Recorded data:

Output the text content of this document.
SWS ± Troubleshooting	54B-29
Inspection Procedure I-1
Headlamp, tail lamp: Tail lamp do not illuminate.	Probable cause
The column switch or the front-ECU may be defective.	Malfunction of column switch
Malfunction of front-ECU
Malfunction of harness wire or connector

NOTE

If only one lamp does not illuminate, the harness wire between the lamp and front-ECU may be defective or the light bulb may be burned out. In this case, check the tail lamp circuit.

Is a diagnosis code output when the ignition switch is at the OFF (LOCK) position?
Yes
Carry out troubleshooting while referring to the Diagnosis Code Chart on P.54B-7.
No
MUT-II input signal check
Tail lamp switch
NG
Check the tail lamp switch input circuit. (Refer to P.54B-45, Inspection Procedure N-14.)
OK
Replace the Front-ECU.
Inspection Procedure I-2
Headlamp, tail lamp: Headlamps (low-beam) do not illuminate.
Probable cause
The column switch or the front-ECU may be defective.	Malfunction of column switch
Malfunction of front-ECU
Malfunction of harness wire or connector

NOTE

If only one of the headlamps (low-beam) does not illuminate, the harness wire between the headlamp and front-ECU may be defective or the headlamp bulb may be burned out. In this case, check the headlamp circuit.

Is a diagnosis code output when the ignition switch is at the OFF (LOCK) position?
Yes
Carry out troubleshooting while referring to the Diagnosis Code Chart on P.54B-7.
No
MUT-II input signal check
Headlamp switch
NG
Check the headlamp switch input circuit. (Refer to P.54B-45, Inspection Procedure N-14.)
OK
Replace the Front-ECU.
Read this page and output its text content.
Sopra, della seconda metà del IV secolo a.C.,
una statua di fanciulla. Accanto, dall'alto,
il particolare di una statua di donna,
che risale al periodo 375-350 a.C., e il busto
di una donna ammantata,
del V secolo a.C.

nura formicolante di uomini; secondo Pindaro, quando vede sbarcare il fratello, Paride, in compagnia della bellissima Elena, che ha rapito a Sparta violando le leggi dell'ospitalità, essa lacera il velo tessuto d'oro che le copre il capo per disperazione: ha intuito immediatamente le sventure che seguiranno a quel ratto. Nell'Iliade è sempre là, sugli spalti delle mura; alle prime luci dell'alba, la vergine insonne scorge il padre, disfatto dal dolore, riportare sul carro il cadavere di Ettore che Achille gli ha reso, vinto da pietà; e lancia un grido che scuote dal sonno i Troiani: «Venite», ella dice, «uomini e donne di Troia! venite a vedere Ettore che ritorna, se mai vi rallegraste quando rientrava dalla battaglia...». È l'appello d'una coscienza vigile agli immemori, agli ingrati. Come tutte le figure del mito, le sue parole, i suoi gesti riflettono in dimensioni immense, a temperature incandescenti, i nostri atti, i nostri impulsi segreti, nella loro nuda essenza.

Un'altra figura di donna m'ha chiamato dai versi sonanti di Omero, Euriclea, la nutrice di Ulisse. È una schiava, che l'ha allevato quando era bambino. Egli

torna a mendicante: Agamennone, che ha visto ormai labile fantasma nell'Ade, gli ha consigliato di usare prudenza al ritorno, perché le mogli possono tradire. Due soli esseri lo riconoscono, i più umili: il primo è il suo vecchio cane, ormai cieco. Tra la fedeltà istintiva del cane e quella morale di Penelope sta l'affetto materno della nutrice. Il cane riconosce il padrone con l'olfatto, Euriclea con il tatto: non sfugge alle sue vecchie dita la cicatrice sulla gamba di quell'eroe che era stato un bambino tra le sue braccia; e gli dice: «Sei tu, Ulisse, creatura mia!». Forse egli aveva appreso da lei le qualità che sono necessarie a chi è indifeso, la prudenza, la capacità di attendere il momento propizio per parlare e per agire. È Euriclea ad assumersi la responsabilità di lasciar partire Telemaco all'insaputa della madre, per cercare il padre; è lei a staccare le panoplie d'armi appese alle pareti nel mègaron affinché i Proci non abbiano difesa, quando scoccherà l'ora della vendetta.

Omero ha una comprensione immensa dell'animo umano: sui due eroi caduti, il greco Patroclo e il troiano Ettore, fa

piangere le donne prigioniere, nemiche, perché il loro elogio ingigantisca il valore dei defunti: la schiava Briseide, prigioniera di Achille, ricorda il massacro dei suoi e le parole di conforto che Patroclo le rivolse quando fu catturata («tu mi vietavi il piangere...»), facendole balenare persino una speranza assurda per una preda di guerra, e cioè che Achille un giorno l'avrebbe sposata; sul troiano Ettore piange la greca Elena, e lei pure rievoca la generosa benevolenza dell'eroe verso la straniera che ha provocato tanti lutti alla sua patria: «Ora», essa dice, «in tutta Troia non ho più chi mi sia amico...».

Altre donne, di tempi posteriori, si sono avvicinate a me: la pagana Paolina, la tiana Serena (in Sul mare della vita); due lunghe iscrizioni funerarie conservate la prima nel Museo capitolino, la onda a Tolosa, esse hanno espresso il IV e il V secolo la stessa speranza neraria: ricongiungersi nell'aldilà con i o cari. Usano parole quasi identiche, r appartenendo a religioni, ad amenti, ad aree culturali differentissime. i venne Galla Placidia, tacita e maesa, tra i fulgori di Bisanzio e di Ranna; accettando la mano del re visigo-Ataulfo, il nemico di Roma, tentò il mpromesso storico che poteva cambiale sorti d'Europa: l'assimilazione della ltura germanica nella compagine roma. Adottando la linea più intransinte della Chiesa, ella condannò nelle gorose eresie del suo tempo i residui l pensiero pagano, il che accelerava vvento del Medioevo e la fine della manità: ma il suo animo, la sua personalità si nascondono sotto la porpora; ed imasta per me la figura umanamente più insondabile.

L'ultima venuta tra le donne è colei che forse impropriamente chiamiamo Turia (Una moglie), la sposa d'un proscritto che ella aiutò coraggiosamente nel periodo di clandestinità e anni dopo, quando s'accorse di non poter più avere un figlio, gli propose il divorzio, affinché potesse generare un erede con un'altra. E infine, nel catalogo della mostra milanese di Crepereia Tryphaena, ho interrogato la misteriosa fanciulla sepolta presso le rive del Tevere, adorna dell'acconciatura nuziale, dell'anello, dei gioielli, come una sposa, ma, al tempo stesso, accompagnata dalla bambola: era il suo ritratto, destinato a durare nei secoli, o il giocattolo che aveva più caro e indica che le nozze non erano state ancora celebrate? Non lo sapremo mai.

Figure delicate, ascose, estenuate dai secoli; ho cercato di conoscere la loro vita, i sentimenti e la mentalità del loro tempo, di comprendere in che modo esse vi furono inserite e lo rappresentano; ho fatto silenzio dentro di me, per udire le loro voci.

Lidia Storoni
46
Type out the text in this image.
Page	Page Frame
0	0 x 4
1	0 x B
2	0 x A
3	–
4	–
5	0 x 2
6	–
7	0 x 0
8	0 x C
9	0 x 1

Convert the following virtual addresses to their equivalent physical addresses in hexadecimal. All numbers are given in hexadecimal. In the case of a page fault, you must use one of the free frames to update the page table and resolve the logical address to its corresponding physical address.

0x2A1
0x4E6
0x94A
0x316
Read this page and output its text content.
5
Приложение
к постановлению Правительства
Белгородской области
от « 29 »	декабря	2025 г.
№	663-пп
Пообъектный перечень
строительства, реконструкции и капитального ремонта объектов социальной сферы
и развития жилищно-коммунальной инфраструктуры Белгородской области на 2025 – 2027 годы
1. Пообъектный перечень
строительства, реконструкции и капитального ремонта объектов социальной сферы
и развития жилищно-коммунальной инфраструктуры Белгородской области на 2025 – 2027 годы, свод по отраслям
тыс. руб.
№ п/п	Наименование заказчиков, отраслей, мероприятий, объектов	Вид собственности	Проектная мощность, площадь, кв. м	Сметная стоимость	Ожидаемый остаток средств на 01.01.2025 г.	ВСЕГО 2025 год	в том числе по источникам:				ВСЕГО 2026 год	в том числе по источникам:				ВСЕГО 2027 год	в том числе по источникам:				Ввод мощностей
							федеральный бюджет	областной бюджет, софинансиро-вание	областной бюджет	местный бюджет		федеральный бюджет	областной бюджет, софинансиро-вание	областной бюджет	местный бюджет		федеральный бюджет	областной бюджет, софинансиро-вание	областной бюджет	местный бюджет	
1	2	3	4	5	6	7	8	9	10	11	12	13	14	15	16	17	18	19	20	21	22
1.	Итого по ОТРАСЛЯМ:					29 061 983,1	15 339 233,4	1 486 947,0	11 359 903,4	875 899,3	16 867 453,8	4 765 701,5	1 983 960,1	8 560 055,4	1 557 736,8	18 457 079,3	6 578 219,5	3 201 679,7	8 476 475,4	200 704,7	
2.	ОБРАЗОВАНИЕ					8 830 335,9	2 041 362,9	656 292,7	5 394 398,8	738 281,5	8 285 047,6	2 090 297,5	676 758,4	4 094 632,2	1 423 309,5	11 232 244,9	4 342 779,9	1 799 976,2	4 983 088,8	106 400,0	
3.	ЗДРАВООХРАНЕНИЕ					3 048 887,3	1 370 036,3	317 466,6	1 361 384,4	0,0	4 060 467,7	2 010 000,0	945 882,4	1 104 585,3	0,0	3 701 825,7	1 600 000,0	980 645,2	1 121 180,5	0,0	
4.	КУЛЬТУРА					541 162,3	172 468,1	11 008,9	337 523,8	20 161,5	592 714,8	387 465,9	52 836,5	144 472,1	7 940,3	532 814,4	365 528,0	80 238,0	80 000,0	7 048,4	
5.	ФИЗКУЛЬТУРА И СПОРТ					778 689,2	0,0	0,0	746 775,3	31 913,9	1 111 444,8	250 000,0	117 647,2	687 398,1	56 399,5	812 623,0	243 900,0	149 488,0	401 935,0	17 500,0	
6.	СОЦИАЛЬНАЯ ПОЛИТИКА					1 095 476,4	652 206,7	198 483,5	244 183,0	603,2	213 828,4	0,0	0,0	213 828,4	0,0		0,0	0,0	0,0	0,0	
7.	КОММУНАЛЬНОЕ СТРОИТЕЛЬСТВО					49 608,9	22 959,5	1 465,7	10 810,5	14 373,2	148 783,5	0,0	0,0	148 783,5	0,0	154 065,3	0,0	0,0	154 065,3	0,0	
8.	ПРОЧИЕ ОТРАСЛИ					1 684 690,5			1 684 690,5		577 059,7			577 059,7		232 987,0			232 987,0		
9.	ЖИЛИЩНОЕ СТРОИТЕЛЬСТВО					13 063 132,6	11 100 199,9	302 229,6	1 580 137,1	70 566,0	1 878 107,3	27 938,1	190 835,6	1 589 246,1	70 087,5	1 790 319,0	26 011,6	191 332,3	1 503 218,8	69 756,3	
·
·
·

> _Problem details_:
Count the lines of the material that include the word "СТРОИТЕЛЬСТВО", then state only the total.

> _Output of the exercise_:
2